- SOURCE DATA:
========================================

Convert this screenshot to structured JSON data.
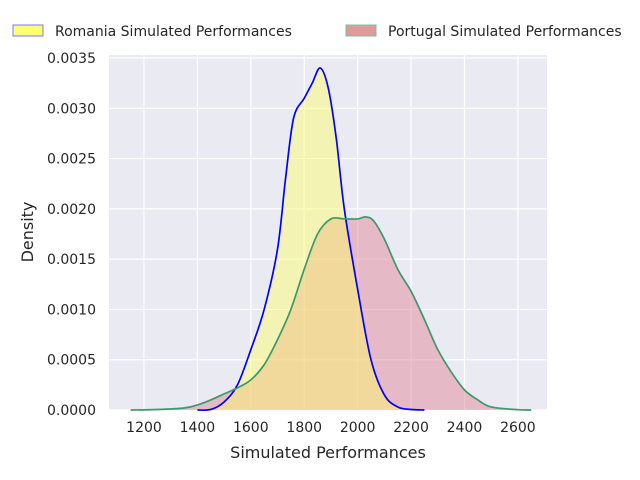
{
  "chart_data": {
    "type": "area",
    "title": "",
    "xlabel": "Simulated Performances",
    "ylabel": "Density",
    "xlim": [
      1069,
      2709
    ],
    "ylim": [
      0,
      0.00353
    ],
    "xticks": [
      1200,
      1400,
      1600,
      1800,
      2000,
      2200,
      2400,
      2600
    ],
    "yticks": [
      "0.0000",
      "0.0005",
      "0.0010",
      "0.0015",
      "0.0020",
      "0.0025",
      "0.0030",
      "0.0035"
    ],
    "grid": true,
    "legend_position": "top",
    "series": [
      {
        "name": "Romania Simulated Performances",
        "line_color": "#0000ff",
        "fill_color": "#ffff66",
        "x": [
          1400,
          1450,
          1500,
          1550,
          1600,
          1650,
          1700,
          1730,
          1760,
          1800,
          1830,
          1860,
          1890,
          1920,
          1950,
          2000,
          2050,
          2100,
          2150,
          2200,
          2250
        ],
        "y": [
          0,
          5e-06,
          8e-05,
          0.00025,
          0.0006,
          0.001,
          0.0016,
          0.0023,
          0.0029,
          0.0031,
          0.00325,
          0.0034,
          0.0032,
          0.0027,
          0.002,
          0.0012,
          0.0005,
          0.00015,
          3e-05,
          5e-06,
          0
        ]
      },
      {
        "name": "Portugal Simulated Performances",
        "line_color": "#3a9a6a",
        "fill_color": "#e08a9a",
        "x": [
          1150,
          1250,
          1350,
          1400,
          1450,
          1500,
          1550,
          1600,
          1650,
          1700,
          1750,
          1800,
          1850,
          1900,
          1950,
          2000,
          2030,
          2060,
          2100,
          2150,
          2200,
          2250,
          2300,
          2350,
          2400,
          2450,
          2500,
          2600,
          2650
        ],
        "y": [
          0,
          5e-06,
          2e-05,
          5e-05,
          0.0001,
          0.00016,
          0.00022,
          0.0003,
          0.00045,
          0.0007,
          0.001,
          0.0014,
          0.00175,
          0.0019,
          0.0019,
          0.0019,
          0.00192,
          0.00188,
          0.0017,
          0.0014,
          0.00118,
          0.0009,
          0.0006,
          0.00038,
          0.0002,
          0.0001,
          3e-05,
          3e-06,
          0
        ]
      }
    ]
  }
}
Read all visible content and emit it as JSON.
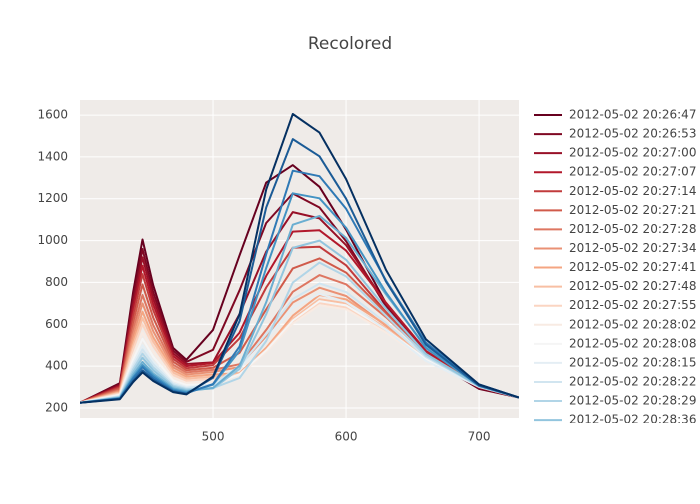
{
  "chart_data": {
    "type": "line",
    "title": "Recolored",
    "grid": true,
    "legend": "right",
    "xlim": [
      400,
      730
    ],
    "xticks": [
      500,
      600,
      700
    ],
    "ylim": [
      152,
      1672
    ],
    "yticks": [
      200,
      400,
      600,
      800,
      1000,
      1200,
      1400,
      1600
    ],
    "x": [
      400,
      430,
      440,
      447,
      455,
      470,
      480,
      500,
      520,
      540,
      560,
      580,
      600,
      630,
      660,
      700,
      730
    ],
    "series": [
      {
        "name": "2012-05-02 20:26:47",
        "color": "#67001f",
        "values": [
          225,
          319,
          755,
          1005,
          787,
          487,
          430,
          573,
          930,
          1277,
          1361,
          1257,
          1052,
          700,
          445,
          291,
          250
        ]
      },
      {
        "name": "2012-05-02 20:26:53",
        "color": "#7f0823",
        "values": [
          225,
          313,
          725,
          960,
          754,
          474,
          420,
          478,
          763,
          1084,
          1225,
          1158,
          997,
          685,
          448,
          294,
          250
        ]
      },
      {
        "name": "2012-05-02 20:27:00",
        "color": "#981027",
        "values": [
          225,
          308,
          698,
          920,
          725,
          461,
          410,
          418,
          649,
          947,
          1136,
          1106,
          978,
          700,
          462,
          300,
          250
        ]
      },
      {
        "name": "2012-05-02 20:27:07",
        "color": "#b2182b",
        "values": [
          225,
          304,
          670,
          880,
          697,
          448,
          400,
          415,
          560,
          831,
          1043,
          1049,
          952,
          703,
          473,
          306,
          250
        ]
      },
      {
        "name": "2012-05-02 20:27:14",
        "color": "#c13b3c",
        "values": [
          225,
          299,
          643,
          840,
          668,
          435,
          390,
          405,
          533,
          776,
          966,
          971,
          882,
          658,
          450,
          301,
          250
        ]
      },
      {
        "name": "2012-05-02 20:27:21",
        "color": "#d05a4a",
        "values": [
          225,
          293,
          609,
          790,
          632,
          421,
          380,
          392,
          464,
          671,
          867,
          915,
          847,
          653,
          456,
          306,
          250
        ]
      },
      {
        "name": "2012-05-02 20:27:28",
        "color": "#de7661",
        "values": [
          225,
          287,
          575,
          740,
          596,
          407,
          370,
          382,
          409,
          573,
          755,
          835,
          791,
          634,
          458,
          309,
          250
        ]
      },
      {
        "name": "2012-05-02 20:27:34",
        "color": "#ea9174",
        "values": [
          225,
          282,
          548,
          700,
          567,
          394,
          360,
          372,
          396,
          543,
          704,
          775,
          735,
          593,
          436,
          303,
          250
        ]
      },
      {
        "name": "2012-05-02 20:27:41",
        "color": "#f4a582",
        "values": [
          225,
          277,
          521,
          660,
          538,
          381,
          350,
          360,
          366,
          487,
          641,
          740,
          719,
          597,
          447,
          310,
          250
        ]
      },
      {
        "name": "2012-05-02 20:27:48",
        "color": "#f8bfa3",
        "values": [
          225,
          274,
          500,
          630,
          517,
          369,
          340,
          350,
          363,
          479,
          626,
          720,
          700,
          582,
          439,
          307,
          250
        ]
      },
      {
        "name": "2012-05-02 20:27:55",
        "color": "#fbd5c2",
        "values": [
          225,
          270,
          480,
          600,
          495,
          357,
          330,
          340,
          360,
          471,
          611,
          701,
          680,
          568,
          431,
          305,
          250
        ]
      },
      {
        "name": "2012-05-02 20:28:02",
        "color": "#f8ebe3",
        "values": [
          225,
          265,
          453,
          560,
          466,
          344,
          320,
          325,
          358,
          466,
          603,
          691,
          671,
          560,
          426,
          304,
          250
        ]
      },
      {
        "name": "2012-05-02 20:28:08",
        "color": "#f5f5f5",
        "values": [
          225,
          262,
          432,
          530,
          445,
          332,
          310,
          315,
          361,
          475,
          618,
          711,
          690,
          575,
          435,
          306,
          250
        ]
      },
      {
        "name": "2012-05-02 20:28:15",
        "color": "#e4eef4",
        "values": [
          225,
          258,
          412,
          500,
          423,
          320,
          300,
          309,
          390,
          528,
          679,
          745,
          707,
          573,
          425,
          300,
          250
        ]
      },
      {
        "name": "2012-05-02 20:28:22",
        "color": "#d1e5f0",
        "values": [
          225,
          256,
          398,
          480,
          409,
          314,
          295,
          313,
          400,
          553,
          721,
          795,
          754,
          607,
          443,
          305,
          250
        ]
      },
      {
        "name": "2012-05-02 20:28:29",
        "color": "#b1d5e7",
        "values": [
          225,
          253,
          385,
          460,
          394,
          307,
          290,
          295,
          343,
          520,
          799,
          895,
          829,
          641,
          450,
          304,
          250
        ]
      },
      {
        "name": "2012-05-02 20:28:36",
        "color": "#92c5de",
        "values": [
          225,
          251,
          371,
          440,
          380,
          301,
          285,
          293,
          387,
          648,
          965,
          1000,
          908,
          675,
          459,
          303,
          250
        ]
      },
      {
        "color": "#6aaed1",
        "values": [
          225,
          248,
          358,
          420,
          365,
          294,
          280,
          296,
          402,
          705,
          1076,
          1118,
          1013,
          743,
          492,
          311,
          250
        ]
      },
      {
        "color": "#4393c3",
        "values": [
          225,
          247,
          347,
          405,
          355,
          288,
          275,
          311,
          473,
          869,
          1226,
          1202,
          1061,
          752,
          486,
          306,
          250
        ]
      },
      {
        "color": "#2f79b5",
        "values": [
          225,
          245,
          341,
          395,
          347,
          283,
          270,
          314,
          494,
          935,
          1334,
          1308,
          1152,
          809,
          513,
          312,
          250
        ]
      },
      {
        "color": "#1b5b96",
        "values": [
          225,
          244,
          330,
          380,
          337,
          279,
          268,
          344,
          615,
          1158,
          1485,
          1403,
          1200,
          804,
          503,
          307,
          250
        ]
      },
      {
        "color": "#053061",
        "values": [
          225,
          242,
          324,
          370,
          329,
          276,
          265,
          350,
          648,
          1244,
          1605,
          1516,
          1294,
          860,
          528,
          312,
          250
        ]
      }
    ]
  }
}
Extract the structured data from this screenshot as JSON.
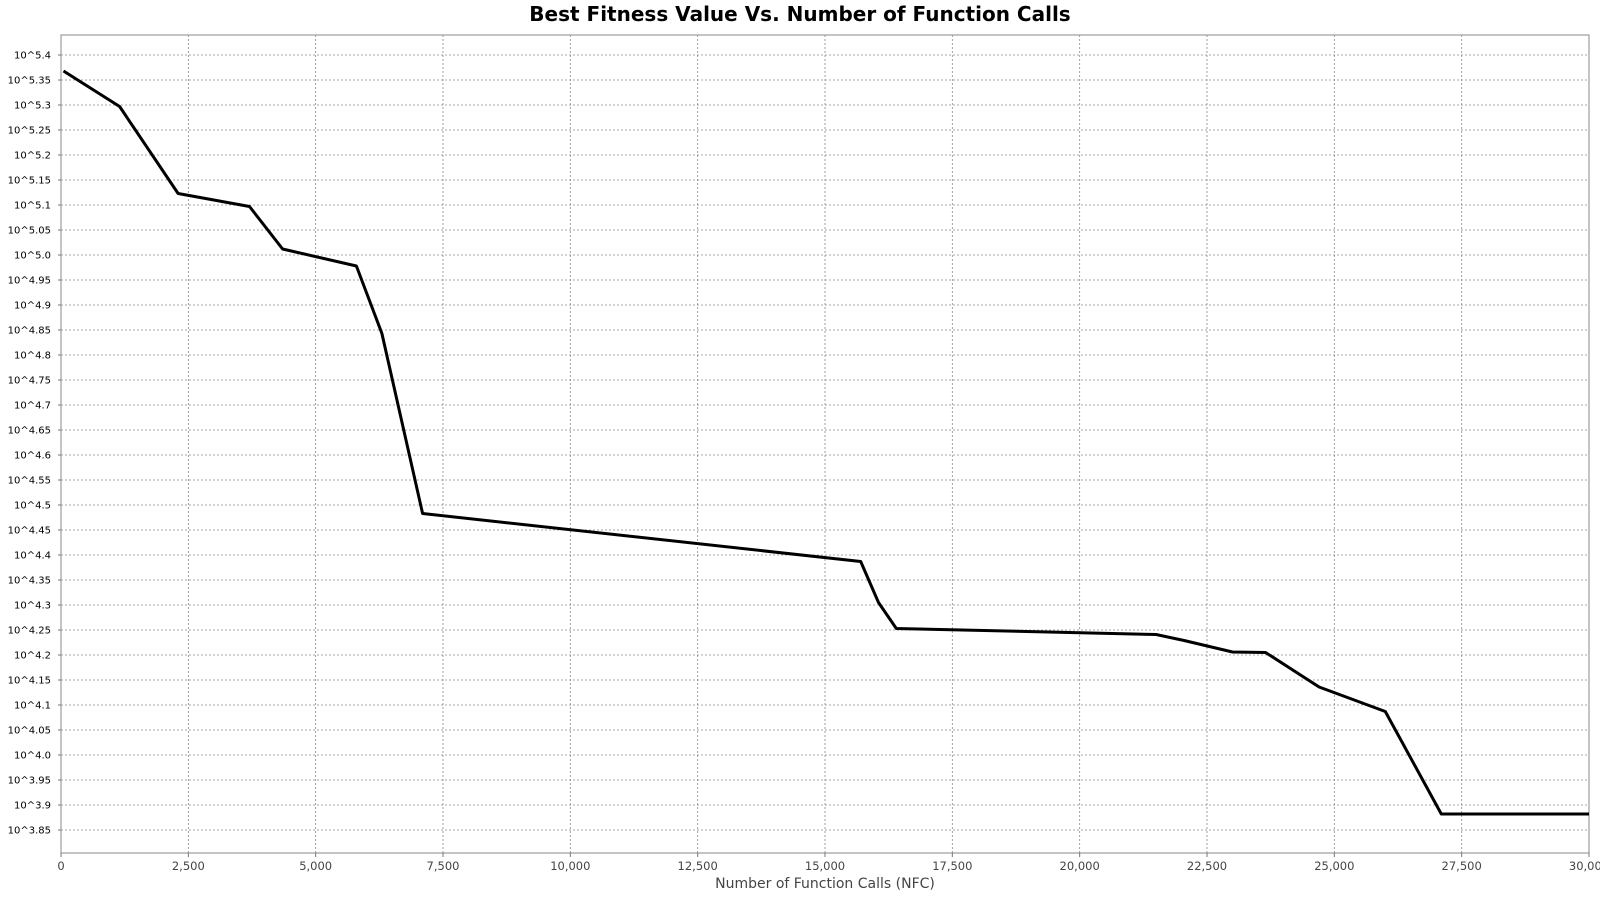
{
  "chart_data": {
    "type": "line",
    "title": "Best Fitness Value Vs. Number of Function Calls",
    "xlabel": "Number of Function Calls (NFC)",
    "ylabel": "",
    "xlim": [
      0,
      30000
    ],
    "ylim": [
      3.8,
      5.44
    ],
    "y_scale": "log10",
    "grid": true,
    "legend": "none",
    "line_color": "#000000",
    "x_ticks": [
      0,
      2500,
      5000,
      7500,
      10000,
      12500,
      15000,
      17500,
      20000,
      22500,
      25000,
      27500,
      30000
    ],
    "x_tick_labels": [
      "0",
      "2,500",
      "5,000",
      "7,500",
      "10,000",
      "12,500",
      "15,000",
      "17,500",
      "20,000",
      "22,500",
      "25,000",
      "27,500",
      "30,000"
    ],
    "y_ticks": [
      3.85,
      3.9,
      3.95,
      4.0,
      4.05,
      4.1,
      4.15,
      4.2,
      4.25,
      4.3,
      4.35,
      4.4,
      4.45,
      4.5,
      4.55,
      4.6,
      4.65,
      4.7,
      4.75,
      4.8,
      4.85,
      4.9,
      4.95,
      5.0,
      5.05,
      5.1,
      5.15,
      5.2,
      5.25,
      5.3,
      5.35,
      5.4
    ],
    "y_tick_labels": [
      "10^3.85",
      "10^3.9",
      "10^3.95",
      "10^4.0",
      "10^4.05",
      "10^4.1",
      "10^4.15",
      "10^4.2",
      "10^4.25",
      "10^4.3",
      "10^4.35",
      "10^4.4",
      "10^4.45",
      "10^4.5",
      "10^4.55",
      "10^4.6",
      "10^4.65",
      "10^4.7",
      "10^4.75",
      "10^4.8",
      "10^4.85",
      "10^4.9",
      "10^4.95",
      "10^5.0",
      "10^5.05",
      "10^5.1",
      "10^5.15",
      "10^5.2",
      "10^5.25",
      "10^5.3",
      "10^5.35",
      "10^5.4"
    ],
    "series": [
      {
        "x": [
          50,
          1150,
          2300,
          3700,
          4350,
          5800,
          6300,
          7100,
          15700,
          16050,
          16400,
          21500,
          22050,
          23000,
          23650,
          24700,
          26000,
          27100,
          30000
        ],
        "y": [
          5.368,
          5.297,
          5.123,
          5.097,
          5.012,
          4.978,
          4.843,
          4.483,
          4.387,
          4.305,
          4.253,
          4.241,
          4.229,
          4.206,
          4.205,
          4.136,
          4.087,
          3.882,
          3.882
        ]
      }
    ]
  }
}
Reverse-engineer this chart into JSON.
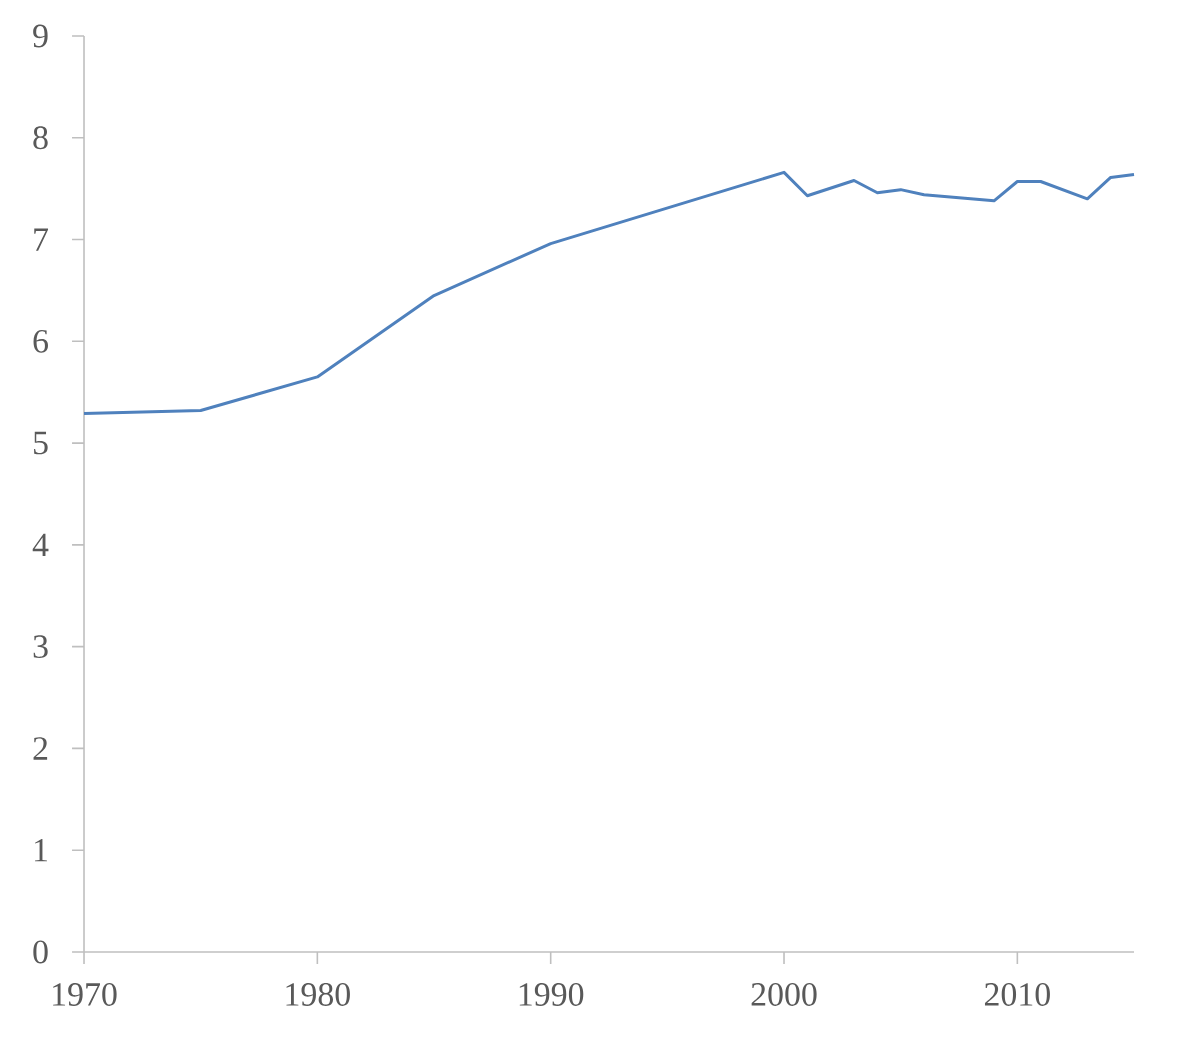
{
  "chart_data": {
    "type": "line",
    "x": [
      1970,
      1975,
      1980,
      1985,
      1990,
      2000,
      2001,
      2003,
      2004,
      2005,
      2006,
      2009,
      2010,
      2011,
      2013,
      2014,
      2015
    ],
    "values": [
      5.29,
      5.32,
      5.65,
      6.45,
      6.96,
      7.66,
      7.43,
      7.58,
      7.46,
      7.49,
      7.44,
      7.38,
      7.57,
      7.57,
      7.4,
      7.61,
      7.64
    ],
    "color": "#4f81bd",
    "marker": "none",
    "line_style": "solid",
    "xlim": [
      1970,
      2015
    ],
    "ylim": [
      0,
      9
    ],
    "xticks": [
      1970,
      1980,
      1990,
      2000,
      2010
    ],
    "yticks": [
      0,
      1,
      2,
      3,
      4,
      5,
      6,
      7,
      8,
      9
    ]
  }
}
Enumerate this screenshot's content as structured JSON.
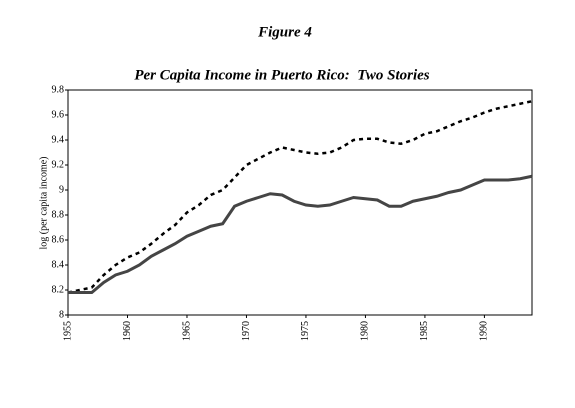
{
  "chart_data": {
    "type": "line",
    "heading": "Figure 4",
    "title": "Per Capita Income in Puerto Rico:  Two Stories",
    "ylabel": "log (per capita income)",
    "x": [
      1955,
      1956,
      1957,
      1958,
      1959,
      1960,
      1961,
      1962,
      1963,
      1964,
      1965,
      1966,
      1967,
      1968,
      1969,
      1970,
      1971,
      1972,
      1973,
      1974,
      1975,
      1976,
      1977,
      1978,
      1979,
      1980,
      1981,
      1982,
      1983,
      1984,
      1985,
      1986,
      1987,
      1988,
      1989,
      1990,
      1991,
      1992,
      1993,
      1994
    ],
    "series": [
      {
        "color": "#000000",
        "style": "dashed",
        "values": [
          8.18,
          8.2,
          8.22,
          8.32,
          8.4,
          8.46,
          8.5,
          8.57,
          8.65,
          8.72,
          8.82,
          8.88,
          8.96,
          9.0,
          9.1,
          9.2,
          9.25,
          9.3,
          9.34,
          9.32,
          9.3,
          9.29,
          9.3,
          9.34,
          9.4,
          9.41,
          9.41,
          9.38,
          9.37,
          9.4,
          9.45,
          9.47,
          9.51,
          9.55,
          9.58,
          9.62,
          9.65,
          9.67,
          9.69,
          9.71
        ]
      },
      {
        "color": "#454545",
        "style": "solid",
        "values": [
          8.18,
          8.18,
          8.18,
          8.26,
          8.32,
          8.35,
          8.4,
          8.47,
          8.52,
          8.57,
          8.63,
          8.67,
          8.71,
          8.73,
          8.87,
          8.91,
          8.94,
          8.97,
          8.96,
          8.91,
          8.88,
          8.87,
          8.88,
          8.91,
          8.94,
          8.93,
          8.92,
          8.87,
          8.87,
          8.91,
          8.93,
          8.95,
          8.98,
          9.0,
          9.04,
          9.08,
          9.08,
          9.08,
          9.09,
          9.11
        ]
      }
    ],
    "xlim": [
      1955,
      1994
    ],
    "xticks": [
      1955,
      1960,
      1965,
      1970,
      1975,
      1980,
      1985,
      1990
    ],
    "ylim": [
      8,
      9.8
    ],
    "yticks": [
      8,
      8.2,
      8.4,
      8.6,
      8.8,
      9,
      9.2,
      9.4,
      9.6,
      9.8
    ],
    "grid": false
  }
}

========================================

- GOAL: Pull out all lines of the data with the string "screenshot".

- TASK SOLUTION:
Convert this screenshot to structured JSON data.
Extract the structured data from this screenshot as JSON.
Enumerate this screenshot's content as structured JSON.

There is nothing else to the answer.